Exercise goal:
Render each line of the material below as one string in a JSON list, omitting blank lines.

Excerpted data:
>> Start

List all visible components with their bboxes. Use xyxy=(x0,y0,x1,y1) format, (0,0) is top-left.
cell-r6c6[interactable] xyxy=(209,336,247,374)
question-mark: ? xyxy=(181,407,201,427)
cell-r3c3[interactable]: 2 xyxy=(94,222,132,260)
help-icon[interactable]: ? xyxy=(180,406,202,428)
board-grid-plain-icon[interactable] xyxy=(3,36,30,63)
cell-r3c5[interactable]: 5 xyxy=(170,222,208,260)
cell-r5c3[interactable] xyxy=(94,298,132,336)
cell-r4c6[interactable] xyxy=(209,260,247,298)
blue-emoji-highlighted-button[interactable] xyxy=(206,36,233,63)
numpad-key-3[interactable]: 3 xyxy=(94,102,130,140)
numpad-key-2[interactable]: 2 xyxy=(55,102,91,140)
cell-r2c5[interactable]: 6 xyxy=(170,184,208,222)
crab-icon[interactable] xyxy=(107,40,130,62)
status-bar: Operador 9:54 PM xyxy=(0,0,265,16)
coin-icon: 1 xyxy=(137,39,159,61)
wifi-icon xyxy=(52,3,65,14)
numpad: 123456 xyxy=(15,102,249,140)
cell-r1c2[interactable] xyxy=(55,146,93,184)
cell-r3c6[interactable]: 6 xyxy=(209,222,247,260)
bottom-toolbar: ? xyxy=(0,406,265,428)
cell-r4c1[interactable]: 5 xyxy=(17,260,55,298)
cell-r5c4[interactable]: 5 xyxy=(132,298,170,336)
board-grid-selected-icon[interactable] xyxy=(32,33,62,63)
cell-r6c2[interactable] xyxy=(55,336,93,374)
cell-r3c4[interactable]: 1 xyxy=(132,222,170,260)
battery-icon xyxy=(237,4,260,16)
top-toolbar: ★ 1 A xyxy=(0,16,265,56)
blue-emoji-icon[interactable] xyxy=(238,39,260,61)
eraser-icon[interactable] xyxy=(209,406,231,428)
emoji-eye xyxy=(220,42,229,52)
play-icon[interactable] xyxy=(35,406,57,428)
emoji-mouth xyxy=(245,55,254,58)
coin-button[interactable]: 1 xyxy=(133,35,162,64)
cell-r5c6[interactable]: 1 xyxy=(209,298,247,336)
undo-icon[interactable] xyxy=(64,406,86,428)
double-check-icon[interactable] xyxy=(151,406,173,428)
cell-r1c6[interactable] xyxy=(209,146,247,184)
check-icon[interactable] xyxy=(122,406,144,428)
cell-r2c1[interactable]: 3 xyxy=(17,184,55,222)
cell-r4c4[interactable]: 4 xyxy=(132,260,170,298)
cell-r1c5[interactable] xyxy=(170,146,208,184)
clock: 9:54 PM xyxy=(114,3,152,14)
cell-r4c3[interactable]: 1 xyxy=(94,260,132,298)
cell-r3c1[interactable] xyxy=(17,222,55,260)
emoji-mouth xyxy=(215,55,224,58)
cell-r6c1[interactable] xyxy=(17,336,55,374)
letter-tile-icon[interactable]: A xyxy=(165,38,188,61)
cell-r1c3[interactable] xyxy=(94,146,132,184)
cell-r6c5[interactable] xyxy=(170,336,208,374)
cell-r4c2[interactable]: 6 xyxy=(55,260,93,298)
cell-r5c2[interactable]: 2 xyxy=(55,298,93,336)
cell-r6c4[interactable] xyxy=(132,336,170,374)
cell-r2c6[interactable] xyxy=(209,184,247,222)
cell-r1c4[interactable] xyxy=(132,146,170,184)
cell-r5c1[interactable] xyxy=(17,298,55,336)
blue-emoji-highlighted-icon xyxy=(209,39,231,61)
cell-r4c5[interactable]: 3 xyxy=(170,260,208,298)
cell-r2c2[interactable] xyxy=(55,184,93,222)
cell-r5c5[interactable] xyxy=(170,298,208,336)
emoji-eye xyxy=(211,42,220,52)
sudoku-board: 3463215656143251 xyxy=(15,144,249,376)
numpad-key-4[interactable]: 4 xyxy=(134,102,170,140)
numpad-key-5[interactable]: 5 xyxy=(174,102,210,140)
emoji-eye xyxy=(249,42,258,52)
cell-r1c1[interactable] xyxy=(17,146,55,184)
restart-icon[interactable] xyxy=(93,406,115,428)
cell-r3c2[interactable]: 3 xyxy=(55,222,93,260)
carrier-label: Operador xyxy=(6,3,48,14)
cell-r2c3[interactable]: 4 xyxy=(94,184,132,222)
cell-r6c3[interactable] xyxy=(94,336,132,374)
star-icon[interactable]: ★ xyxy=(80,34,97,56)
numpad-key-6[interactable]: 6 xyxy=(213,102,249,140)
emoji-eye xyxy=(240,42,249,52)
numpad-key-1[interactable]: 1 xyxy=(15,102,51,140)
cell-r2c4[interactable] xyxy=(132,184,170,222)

>> End

Written response:
[
  "List all visible components with their bboxes. Use xyxy=(x0,y0,x1,y1) format, (0,0) is top-left.",
  "cell-r6c6[interactable] xyxy=(209,336,247,374)",
  "question-mark: ? xyxy=(181,407,201,427)",
  "cell-r3c3[interactable]: 2 xyxy=(94,222,132,260)",
  "help-icon[interactable]: ? xyxy=(180,406,202,428)",
  "board-grid-plain-icon[interactable] xyxy=(3,36,30,63)",
  "cell-r3c5[interactable]: 5 xyxy=(170,222,208,260)",
  "cell-r5c3[interactable] xyxy=(94,298,132,336)",
  "cell-r4c6[interactable] xyxy=(209,260,247,298)",
  "blue-emoji-highlighted-button[interactable] xyxy=(206,36,233,63)",
  "numpad-key-3[interactable]: 3 xyxy=(94,102,130,140)",
  "numpad-key-2[interactable]: 2 xyxy=(55,102,91,140)",
  "cell-r2c5[interactable]: 6 xyxy=(170,184,208,222)",
  "crab-icon[interactable] xyxy=(107,40,130,62)",
  "status-bar: Operador 9:54 PM xyxy=(0,0,265,16)",
  "coin-icon: 1 xyxy=(137,39,159,61)",
  "wifi-icon xyxy=(52,3,65,14)",
  "numpad: 123456 xyxy=(15,102,249,140)",
  "cell-r1c2[interactable] xyxy=(55,146,93,184)",
  "cell-r3c6[interactable]: 6 xyxy=(209,222,247,260)",
  "bottom-toolbar: ? xyxy=(0,406,265,428)",
  "cell-r4c1[interactable]: 5 xyxy=(17,260,55,298)",
  "cell-r5c4[interactable]: 5 xyxy=(132,298,170,336)",
  "board-grid-selected-icon[interactable] xyxy=(32,33,62,63)",
  "cell-r6c2[interactable] xyxy=(55,336,93,374)",
  "cell-r3c4[interactable]: 1 xyxy=(132,222,170,260)",
  "battery-icon xyxy=(237,4,260,16)",
  "top-toolbar: ★ 1 A xyxy=(0,16,265,56)",
  "blue-emoji-icon[interactable] xyxy=(238,39,260,61)",
  "eraser-icon[interactable] xyxy=(209,406,231,428)",
  "emoji-eye xyxy=(220,42,229,52)",
  "play-icon[interactable] xyxy=(35,406,57,428)",
  "emoji-mouth xyxy=(245,55,254,58)",
  "coin-button[interactable]: 1 xyxy=(133,35,162,64)",
  "cell-r5c6[interactable]: 1 xyxy=(209,298,247,336)",
  "undo-icon[interactable] xyxy=(64,406,86,428)",
  "double-check-icon[interactable] xyxy=(151,406,173,428)",
  "cell-r1c6[interactable] xyxy=(209,146,247,184)",
  "check-icon[interactable] xyxy=(122,406,144,428)",
  "cell-r2c1[interactable]: 3 xyxy=(17,184,55,222)",
  "cell-r4c4[interactable]: 4 xyxy=(132,260,170,298)",
  "cell-r1c5[interactable] xyxy=(170,146,208,184)",
  "clock: 9:54 PM xyxy=(114,3,152,14)",
  "cell-r4c3[interactable]: 1 xyxy=(94,260,132,298)",
  "cell-r3c1[interactable] xyxy=(17,222,55,260)",
  "emoji-mouth xyxy=(215,55,224,58)",
  "cell-r6c1[interactable] xyxy=(17,336,55,374)",
  "letter-tile-icon[interactable]: A xyxy=(165,38,188,61)",
  "cell-r1c3[interactable] xyxy=(94,146,132,184)",
  "cell-r6c5[interactable] xyxy=(170,336,208,374)",
  "cell-r4c2[interactable]: 6 xyxy=(55,260,93,298)",
  "cell-r5c2[interactable]: 2 xyxy=(55,298,93,336)",
  "cell-r6c4[interactable] xyxy=(132,336,170,374)",
  "cell-r2c6[interactable] xyxy=(209,184,247,222)",
  "cell-r1c4[interactable] xyxy=(132,146,170,184)",
  "cell-r5c1[interactable] xyxy=(17,298,55,336)",
  "blue-emoji-highlighted-icon xyxy=(209,39,231,61)",
  "cell-r4c5[interactable]: 3 xyxy=(170,260,208,298)",
  "cell-r2c2[interactable] xyxy=(55,184,93,222)",
  "cell-r5c5[interactable] xyxy=(170,298,208,336)",
  "emoji-eye xyxy=(211,42,220,52)",
  "sudoku-board: 3463215656143251 xyxy=(15,144,249,376)",
  "numpad-key-4[interactable]: 4 xyxy=(134,102,170,140)",
  "numpad-key-5[interactable]: 5 xyxy=(174,102,210,140)",
  "emoji-eye xyxy=(249,42,258,52)",
  "cell-r1c1[interactable] xyxy=(17,146,55,184)",
  "restart-icon[interactable] xyxy=(93,406,115,428)",
  "cell-r3c2[interactable]: 3 xyxy=(55,222,93,260)",
  "carrier-label: Operador xyxy=(6,3,48,14)",
  "cell-r2c3[interactable]: 4 xyxy=(94,184,132,222)",
  "cell-r6c3[interactable] xyxy=(94,336,132,374)",
  "star-icon[interactable]: ★ xyxy=(80,34,97,56)",
  "numpad-key-6[interactable]: 6 xyxy=(213,102,249,140)",
  "emoji-eye xyxy=(240,42,249,52)",
  "numpad-key-1[interactable]: 1 xyxy=(15,102,51,140)",
  "cell-r2c4[interactable] xyxy=(132,184,170,222)"
]